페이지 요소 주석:
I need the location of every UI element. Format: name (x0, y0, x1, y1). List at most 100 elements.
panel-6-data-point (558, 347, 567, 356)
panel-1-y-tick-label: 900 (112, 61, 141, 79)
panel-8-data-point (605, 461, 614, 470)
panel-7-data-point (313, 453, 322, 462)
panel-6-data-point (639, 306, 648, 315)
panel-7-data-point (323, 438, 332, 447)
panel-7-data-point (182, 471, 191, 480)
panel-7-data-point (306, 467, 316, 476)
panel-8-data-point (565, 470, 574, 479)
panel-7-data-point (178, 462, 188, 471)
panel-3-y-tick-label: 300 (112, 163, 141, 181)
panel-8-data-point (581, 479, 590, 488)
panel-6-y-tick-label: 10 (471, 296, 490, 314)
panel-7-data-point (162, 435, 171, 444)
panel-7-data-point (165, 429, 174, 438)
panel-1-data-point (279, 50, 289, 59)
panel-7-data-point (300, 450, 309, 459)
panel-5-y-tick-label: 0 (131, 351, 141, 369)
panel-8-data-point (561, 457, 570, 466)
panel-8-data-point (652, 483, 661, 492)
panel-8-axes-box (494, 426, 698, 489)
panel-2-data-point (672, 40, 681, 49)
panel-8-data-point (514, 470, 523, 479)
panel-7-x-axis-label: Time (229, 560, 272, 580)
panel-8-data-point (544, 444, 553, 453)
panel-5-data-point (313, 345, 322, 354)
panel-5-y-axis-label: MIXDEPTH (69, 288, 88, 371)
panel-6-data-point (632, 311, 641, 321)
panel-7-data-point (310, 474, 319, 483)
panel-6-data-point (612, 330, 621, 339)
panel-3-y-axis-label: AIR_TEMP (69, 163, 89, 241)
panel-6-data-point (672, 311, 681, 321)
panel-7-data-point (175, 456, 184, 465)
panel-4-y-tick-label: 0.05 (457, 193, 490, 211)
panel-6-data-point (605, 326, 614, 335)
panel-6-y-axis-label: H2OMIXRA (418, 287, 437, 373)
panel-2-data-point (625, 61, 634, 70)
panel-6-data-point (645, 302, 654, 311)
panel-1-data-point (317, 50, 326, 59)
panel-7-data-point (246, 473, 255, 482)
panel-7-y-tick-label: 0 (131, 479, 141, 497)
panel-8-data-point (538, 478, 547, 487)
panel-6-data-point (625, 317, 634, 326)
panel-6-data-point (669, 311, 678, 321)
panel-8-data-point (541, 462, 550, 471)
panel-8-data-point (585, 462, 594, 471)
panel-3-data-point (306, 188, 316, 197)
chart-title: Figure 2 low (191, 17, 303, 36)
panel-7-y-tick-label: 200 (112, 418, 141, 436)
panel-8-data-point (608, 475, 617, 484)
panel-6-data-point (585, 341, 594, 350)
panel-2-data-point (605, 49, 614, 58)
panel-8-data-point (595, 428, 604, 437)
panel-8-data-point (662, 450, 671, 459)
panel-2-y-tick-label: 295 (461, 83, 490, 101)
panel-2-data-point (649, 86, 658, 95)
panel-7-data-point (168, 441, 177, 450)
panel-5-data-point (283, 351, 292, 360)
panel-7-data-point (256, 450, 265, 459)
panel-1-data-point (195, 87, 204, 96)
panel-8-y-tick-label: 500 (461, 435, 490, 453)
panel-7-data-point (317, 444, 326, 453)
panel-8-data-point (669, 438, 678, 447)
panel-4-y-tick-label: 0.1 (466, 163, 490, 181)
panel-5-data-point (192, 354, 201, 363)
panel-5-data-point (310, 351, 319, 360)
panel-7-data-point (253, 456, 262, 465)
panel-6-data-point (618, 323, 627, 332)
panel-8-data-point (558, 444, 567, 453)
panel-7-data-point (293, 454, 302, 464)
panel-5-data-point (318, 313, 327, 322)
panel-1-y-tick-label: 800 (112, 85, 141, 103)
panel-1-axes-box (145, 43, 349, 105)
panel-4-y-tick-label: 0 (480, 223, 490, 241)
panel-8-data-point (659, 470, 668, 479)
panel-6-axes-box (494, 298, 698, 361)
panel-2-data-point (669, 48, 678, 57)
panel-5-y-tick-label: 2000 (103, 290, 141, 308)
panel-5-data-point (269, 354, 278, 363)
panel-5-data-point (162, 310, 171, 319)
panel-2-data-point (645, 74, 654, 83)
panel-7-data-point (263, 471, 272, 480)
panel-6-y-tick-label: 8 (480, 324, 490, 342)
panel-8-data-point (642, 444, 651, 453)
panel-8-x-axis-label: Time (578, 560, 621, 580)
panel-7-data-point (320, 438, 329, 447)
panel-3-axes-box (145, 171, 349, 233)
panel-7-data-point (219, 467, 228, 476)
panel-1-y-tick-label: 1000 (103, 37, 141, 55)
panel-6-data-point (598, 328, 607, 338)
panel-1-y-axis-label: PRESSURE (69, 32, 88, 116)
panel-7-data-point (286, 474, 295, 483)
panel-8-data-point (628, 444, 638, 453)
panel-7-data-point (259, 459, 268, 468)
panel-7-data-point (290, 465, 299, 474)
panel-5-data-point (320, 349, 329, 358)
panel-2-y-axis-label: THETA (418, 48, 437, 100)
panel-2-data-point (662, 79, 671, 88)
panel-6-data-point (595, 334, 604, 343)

*과제 설명:*
위 데이터의 모든 줄을 한 글자도 바꾸지 말고 그대로 반환하세요.

*과제 결과:*
I need the location of every UI element. Format: name (x0, y0, x1, y1). List at most 100 elements.
panel-6-data-point (558, 347, 567, 356)
panel-1-y-tick-label: 900 (112, 61, 141, 79)
panel-8-data-point (605, 461, 614, 470)
panel-7-data-point (313, 453, 322, 462)
panel-6-data-point (639, 306, 648, 315)
panel-7-data-point (323, 438, 332, 447)
panel-7-data-point (182, 471, 191, 480)
panel-7-data-point (306, 467, 316, 476)
panel-8-data-point (565, 470, 574, 479)
panel-7-data-point (178, 462, 188, 471)
panel-3-y-tick-label: 300 (112, 163, 141, 181)
panel-8-data-point (581, 479, 590, 488)
panel-6-y-tick-label: 10 (471, 296, 490, 314)
panel-7-data-point (162, 435, 171, 444)
panel-7-data-point (165, 429, 174, 438)
panel-1-data-point (279, 50, 289, 59)
panel-7-data-point (300, 450, 309, 459)
panel-5-y-tick-label: 0 (131, 351, 141, 369)
panel-8-data-point (561, 457, 570, 466)
panel-8-data-point (652, 483, 661, 492)
panel-8-axes-box (494, 426, 698, 489)
panel-2-data-point (672, 40, 681, 49)
panel-8-data-point (514, 470, 523, 479)
panel-7-x-axis-label: Time (229, 560, 272, 580)
panel-8-data-point (544, 444, 553, 453)
panel-5-data-point (313, 345, 322, 354)
panel-5-y-axis-label: MIXDEPTH (69, 288, 88, 371)
panel-6-data-point (632, 311, 641, 321)
panel-7-data-point (310, 474, 319, 483)
panel-6-data-point (612, 330, 621, 339)
panel-3-y-axis-label: AIR_TEMP (69, 163, 89, 241)
panel-6-data-point (672, 311, 681, 321)
panel-7-data-point (175, 456, 184, 465)
panel-4-y-tick-label: 0.05 (457, 193, 490, 211)
panel-6-data-point (605, 326, 614, 335)
panel-6-y-axis-label: H2OMIXRA (418, 287, 437, 373)
panel-2-data-point (625, 61, 634, 70)
panel-6-data-point (645, 302, 654, 311)
panel-1-data-point (317, 50, 326, 59)
panel-7-data-point (246, 473, 255, 482)
panel-7-y-tick-label: 0 (131, 479, 141, 497)
panel-8-data-point (538, 478, 547, 487)
panel-6-data-point (625, 317, 634, 326)
panel-6-data-point (669, 311, 678, 321)
panel-8-data-point (541, 462, 550, 471)
panel-8-data-point (585, 462, 594, 471)
panel-3-data-point (306, 188, 316, 197)
chart-title: Figure 2 low (191, 17, 303, 36)
panel-7-y-tick-label: 200 (112, 418, 141, 436)
panel-8-data-point (608, 475, 617, 484)
panel-6-data-point (585, 341, 594, 350)
panel-2-data-point (605, 49, 614, 58)
panel-8-data-point (595, 428, 604, 437)
panel-8-data-point (662, 450, 671, 459)
panel-2-y-tick-label: 295 (461, 83, 490, 101)
panel-2-data-point (649, 86, 658, 95)
panel-7-data-point (168, 441, 177, 450)
panel-5-data-point (283, 351, 292, 360)
panel-7-data-point (256, 450, 265, 459)
panel-1-data-point (195, 87, 204, 96)
panel-8-y-tick-label: 500 (461, 435, 490, 453)
panel-7-data-point (317, 444, 326, 453)
panel-8-data-point (669, 438, 678, 447)
panel-4-y-tick-label: 0.1 (466, 163, 490, 181)
panel-5-data-point (192, 354, 201, 363)
panel-5-data-point (310, 351, 319, 360)
panel-7-data-point (253, 456, 262, 465)
panel-6-data-point (618, 323, 627, 332)
panel-8-data-point (558, 444, 567, 453)
panel-7-data-point (293, 454, 302, 464)
panel-5-data-point (318, 313, 327, 322)
panel-1-y-tick-label: 800 (112, 85, 141, 103)
panel-1-axes-box (145, 43, 349, 105)
panel-4-y-tick-label: 0 (480, 223, 490, 241)
panel-8-data-point (659, 470, 668, 479)
panel-6-axes-box (494, 298, 698, 361)
panel-2-data-point (669, 48, 678, 57)
panel-5-y-tick-label: 2000 (103, 290, 141, 308)
panel-5-data-point (269, 354, 278, 363)
panel-5-data-point (162, 310, 171, 319)
panel-2-data-point (645, 74, 654, 83)
panel-7-data-point (263, 471, 272, 480)
panel-6-y-tick-label: 8 (480, 324, 490, 342)
panel-8-data-point (642, 444, 651, 453)
panel-8-x-axis-label: Time (578, 560, 621, 580)
panel-7-data-point (320, 438, 329, 447)
panel-3-axes-box (145, 171, 349, 233)
panel-7-data-point (219, 467, 228, 476)
panel-1-y-tick-label: 1000 (103, 37, 141, 55)
panel-6-data-point (598, 328, 607, 338)
panel-1-y-axis-label: PRESSURE (69, 32, 88, 116)
panel-7-data-point (286, 474, 295, 483)
panel-8-data-point (628, 444, 638, 453)
panel-7-data-point (259, 459, 268, 468)
panel-7-data-point (290, 465, 299, 474)
panel-5-data-point (320, 349, 329, 358)
panel-2-y-axis-label: THETA (418, 48, 437, 100)
panel-2-data-point (662, 79, 671, 88)
panel-6-data-point (595, 334, 604, 343)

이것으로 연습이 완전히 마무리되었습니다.